* [Document excerpt]:

▼

United States District Court, E.D. Michigan, Southern Division
Oct 12, 2006
Case No. 02-70625 (E.D. Mich. Oct. 12, 2006)

Opinion

Case No. 02-70625.

October 12, 2006


ORDER


On August 16, 2006, this Court granted Defendants' amended motion to strike Plaintiffs' expert witness and to preclude expert testimony at trial. Presently before the Court is Plaintiffs' motion for reconsideration of this Order.

As Plaintiffs acknowledge in their motion, to be entitled to reconsideration, they must demonstrate "a palpable defect by which the Court and the parties have been misled [and] also show that correcting the defect will result in a different disposition of the case." E.D. Mich. L.R. 7.1(g)(3). Plaintiffs' motion fails to meet these requirements. The arguments presented in Plaintiffs' motion for reconsideration are basically the same arguments they presented in opposition to Defendants' motion to strike the expert witnesses and prevent expert testimony. Essentially Plaintiffs again argue that because they identified Stout Risius Ross on January 16, 2006, "as being the firm to be retained to provide expert review for Plaintiffs' damages," they have met the requirements for being entitled to provide expert testimony at trial.

Plaintiffs had previously identified "Glenn Sheets" of Stout Risius Ross as a witness. However, it is apparent that Plaintiffs no longer intend to limit their expert testimony to Mr. Sheets, if in fact, they intend to use him at all.

▲

* [Material]:
▼

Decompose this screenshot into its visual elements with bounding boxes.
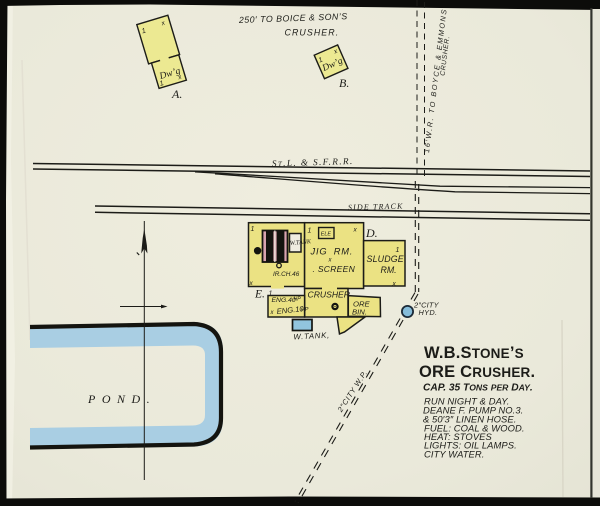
svg-text:1: 1	[396, 247, 400, 254]
svg-text:E.: E.	[254, 289, 265, 301]
svg-text:POND.: POND.	[87, 392, 156, 406]
svg-text:ELE: ELE	[321, 232, 332, 238]
svg-text:1: 1	[251, 226, 255, 233]
svg-text:SLUDGE: SLUDGE	[367, 254, 404, 264]
svg-text:ORE CRUSHER.: ORE CRUSHER.	[419, 363, 535, 381]
svg-text:A.: A.	[171, 87, 182, 101]
svg-text:D.: D.	[365, 226, 378, 240]
svg-text:W.TANK,: W.TANK,	[293, 331, 330, 342]
svg-text:. SCREEN: . SCREEN	[313, 264, 356, 274]
svg-text:RM.: RM.	[381, 265, 397, 275]
svg-text:CRUSHER.: CRUSHER.	[285, 28, 340, 38]
svg-text:CRUSHER: CRUSHER	[308, 290, 351, 300]
svg-text:BIN.: BIN.	[352, 308, 367, 317]
svg-text:HP: HP	[294, 297, 302, 303]
svg-text:JIG RM.: JIG RM.	[310, 247, 354, 257]
svg-text:IR.CH.46: IR.CH.46	[273, 271, 300, 278]
svg-text:CITY WATER.: CITY WATER.	[424, 449, 484, 460]
svg-text:CAP. 35 TONS PER DAY.: CAP. 35 TONS PER DAY.	[423, 383, 533, 394]
svg-text:1: 1	[308, 228, 312, 235]
svg-text:B.: B.	[339, 76, 349, 90]
svg-text:SIDE TRACK: SIDE TRACK	[348, 202, 404, 212]
svg-text:HYD.: HYD.	[419, 308, 438, 317]
svg-text:ENG.40: ENG.40	[272, 297, 296, 304]
svg-text:W.B.STONE’S: W.B.STONE’S	[424, 344, 524, 362]
svg-text:HP: HP	[301, 307, 310, 314]
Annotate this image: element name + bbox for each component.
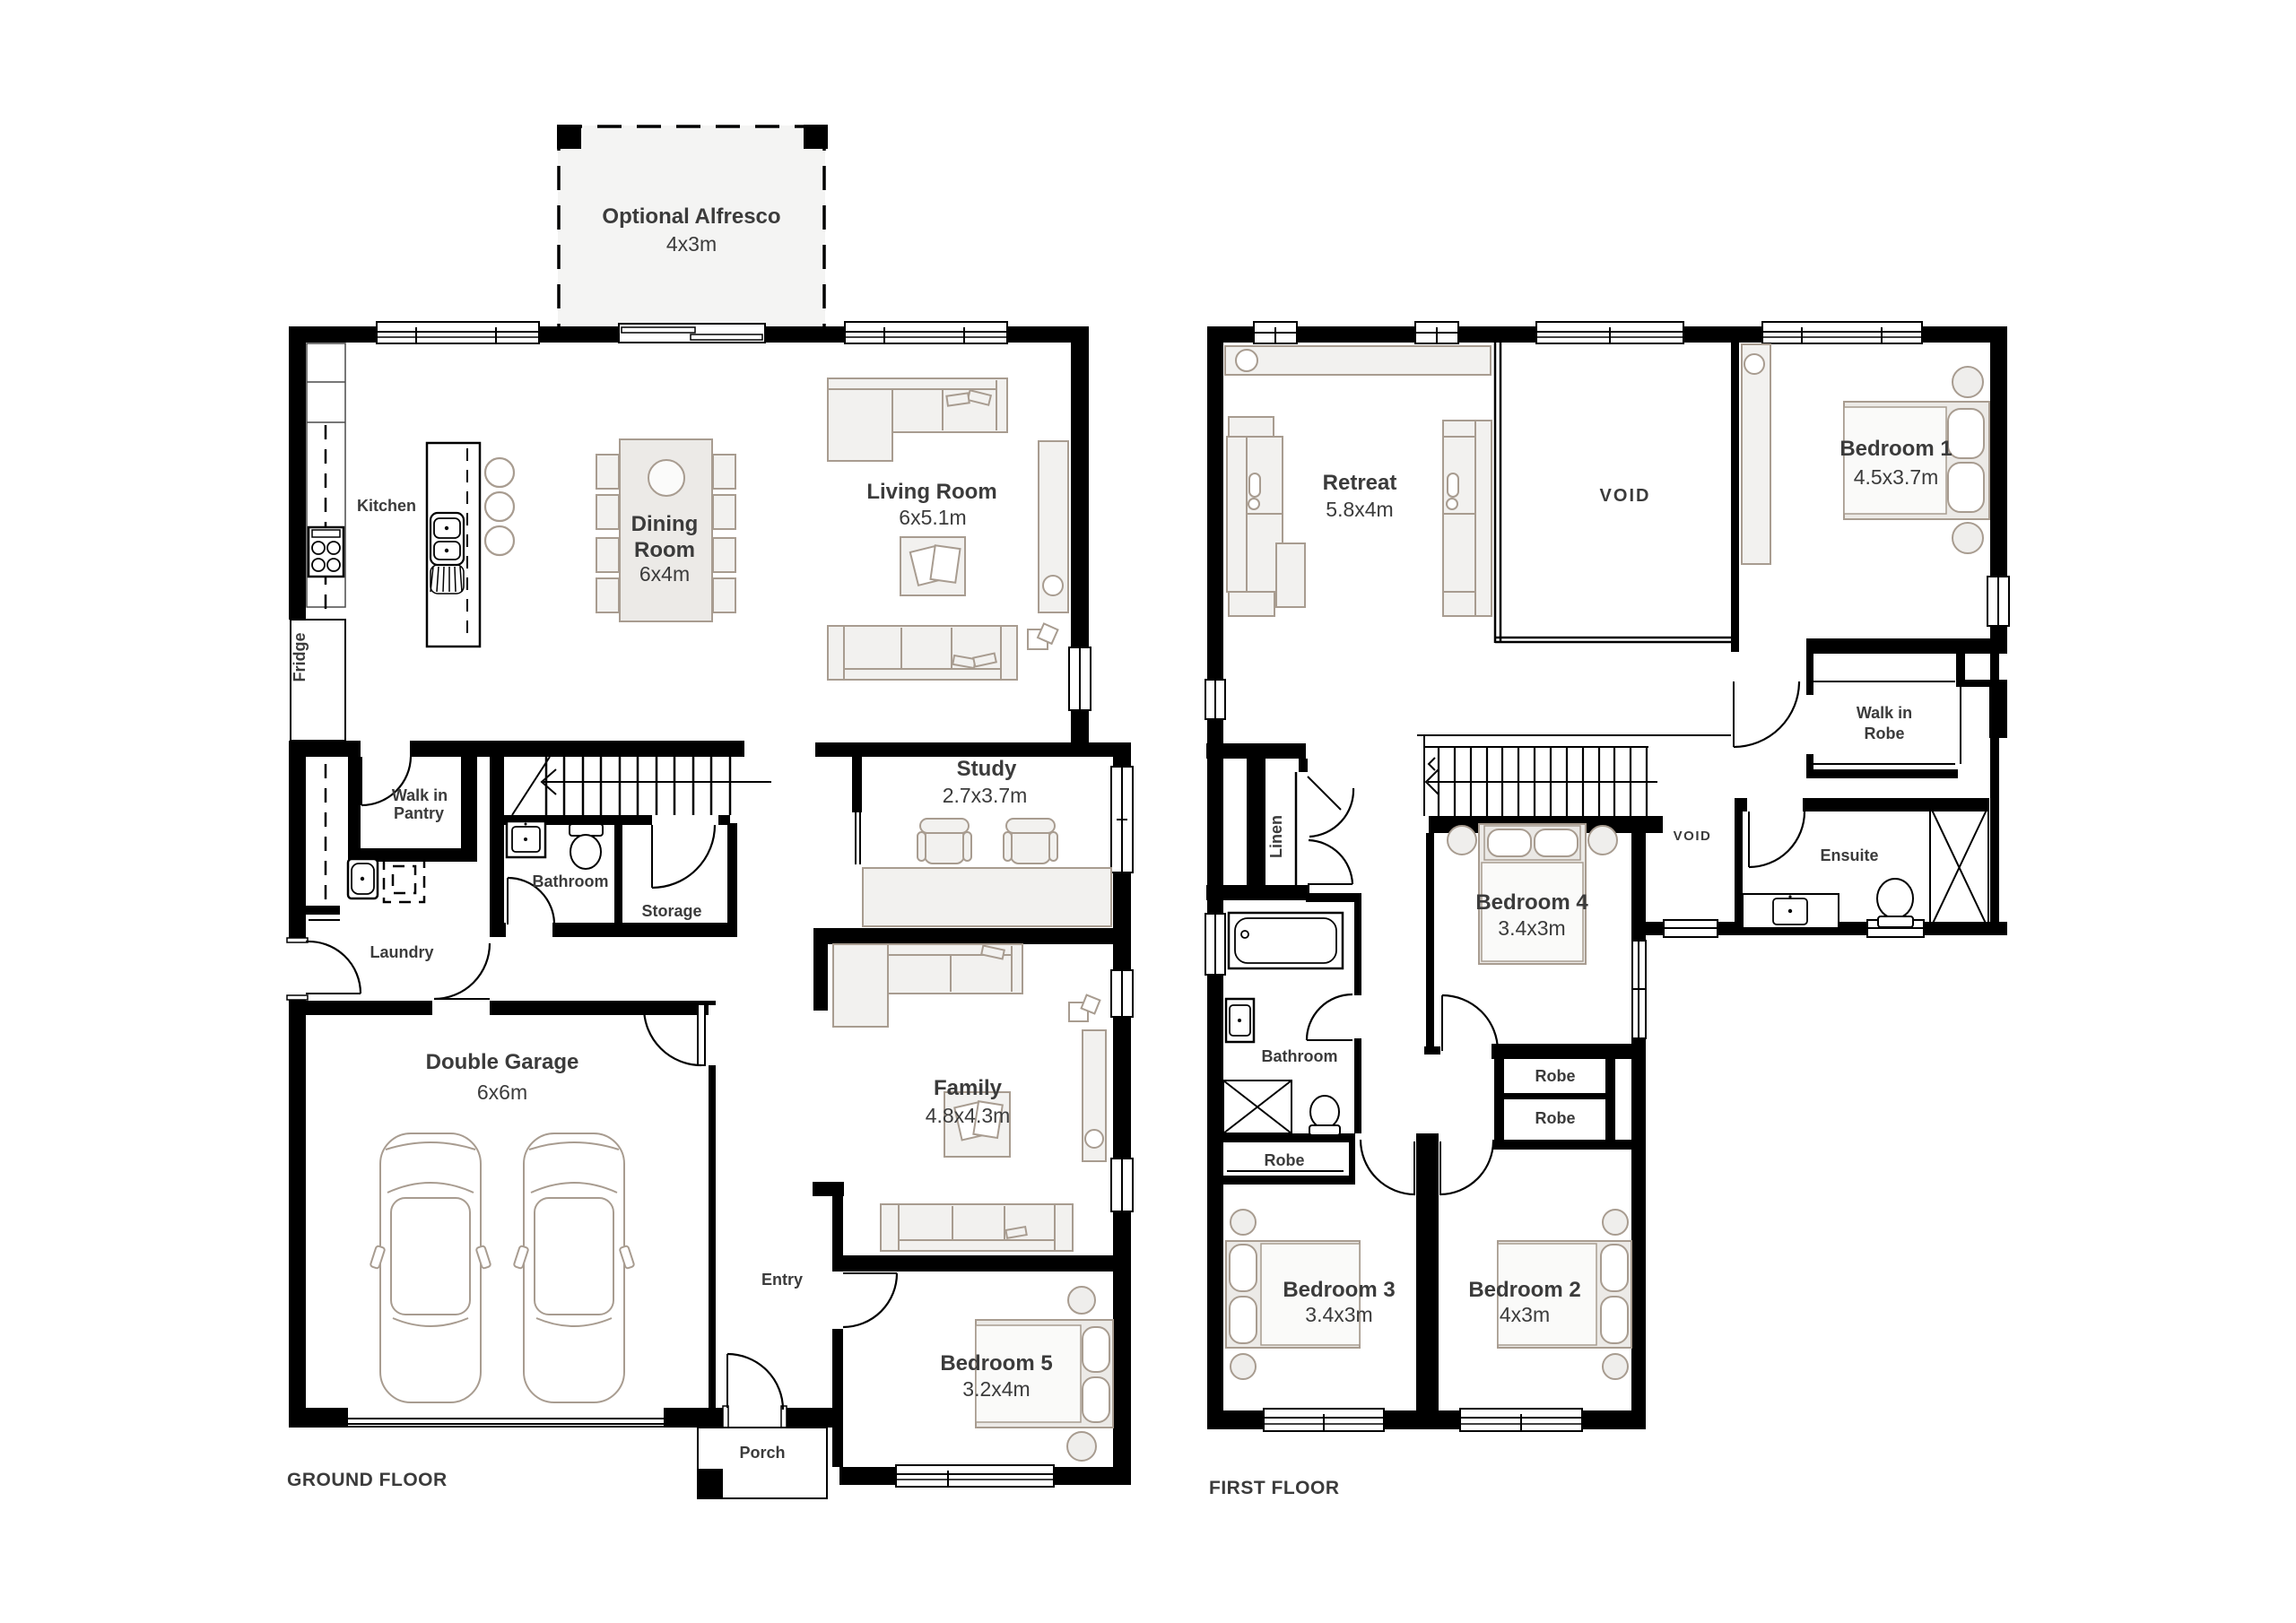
svg-text:3.4x3m: 3.4x3m [1498,916,1565,940]
svg-text:Porch: Porch [739,1444,785,1462]
svg-text:Optional Alfresco: Optional Alfresco [602,204,780,229]
svg-text:6x5.1m: 6x5.1m [899,506,966,529]
svg-text:4.8x4.3m: 4.8x4.3m [926,1104,1011,1127]
svg-text:Laundry: Laundry [370,943,433,961]
svg-text:Double Garage: Double Garage [426,1050,579,1074]
svg-text:Bedroom 4: Bedroom 4 [1475,890,1588,915]
svg-text:Room: Room [634,538,695,562]
svg-text:4.5x3.7m: 4.5x3.7m [1854,465,1939,489]
svg-text:Robe: Robe [1865,725,1905,742]
svg-text:Storage: Storage [641,902,701,920]
svg-text:6x4m: 6x4m [639,562,690,586]
svg-text:Bedroom 5: Bedroom 5 [940,1351,1052,1376]
svg-text:Retreat: Retreat [1323,471,1397,495]
svg-text:Bathroom: Bathroom [533,872,609,890]
svg-text:4x3m: 4x3m [1500,1303,1550,1326]
svg-text:Ensuite: Ensuite [1820,846,1878,864]
svg-text:Robe: Robe [1265,1151,1305,1169]
svg-text:Bathroom: Bathroom [1262,1047,1338,1065]
svg-text:Fridge: Fridge [291,632,309,681]
svg-text:3.2x4m: 3.2x4m [962,1377,1030,1401]
svg-text:Family: Family [934,1076,1003,1100]
svg-text:Bedroom 1: Bedroom 1 [1839,437,1952,461]
svg-text:4x3m: 4x3m [666,232,717,256]
svg-text:Walk in: Walk in [1857,704,1912,722]
svg-text:FIRST FLOOR: FIRST FLOOR [1209,1478,1340,1498]
svg-text:3.4x3m: 3.4x3m [1305,1303,1372,1326]
svg-text:VOID: VOID [1600,486,1651,506]
svg-text:Kitchen: Kitchen [357,497,416,515]
svg-text:Pantry: Pantry [394,804,444,822]
svg-text:Entry: Entry [761,1271,803,1289]
svg-text:Robe: Robe [1535,1109,1576,1127]
svg-text:Bedroom 2: Bedroom 2 [1468,1278,1580,1302]
svg-text:6x6m: 6x6m [477,1081,527,1104]
svg-text:GROUND FLOOR: GROUND FLOOR [287,1470,448,1490]
svg-text:VOID: VOID [1674,829,1712,844]
svg-text:Study: Study [957,757,1017,781]
svg-text:Bedroom 3: Bedroom 3 [1283,1278,1395,1302]
svg-text:Dining: Dining [631,512,699,536]
svg-text:Robe: Robe [1535,1067,1576,1085]
svg-text:5.8x4m: 5.8x4m [1326,498,1393,521]
svg-text:Walk in: Walk in [392,786,448,804]
svg-text:Linen: Linen [1267,815,1285,858]
svg-text:2.7x3.7m: 2.7x3.7m [943,784,1028,807]
svg-text:Living Room: Living Room [866,480,996,504]
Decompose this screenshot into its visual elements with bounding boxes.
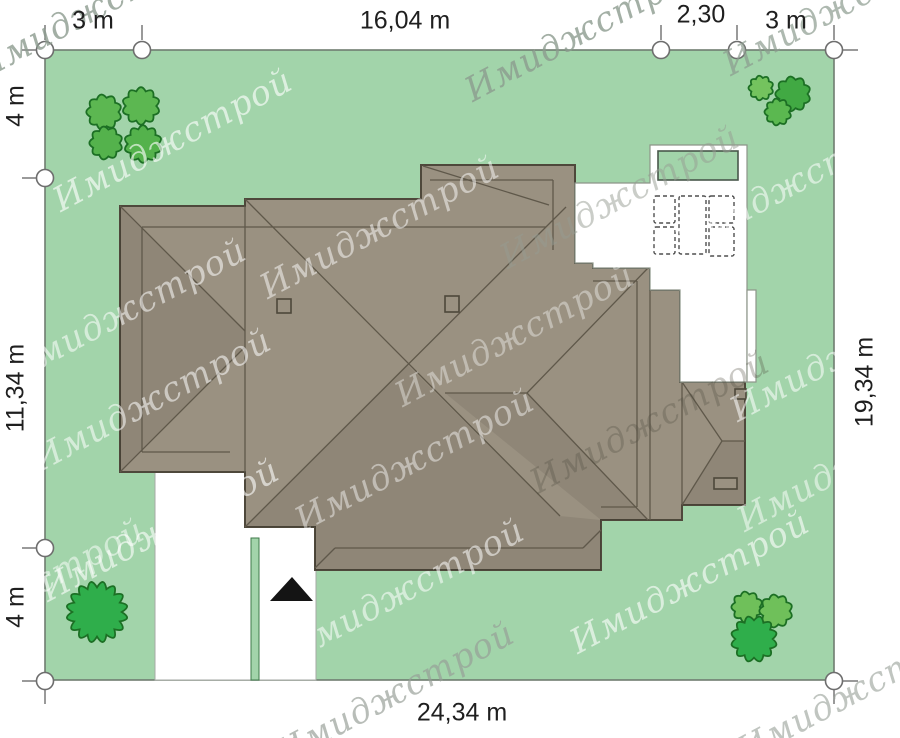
dim-top-right: 3 m xyxy=(765,7,807,35)
dimension-marker xyxy=(37,673,54,690)
dim-top-width: 16,04 m xyxy=(360,7,450,35)
dimension-marker xyxy=(826,42,843,59)
dim-top-pool: 2,30 xyxy=(677,1,726,29)
tree xyxy=(732,617,777,662)
chimney xyxy=(445,296,459,312)
dim-bottom-width: 24,34 m xyxy=(417,699,507,727)
dimension-marker xyxy=(653,42,670,59)
site-plan-canvas: ИмиджстройИмиджстройИмиджстройИмиджстрой… xyxy=(0,0,900,738)
dim-top-left: 3 m xyxy=(72,7,114,35)
site-plan-drawing: ИмиджстройИмиджстройИмиджстройИмиджстрой… xyxy=(0,0,900,738)
roof-vent xyxy=(714,478,737,489)
dim-left-bottom: 4 m xyxy=(2,586,30,628)
dim-left-middle: 11,34 m xyxy=(2,344,30,432)
tree xyxy=(749,76,773,101)
tree xyxy=(123,87,159,125)
tree xyxy=(86,95,120,130)
dim-right-side: 19,34 m xyxy=(851,337,879,427)
tree xyxy=(765,99,791,126)
dim-left-top: 4 m xyxy=(2,85,30,127)
dimension-marker xyxy=(134,42,151,59)
driveway-divider-strip xyxy=(251,538,259,680)
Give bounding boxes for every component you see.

▲

* [Complete the following]:
**1.** Name each distinct calendar date that the court order mentions, counting a date only once even if it appears in more than one form.
**2.** From the entries, return the stretch from the line containing "svg-text:3.4x3m: 3.4x3m [1498,916,1565,940]" through the line containing "svg-text:Bedroom 4: Bedroom", reproducing each line without alteration.
The court order and the entries have no connection to each other.

* [Solution set]:
**1.**
October 12, 2006
August 16, 2006
January 16, 2006

**2.**
svg-text:3.4x3m: 3.4x3m [1498,916,1565,940]
svg-text:Porch: Porch [739,1444,785,1462]
svg-text:Optional Alfresco: Optional Alfresco [602,204,780,229]
svg-text:6x5.1m: 6x5.1m [899,506,966,529]
svg-text:4.8x4.3m: 4.8x4.3m [926,1104,1011,1127]
svg-text:Laundry: Laundry [370,943,433,961]
svg-text:Double Garage: Double Garage [426,1050,579,1074]
svg-text:Bedroom 4: Bedroom 4 [1475,890,1588,915]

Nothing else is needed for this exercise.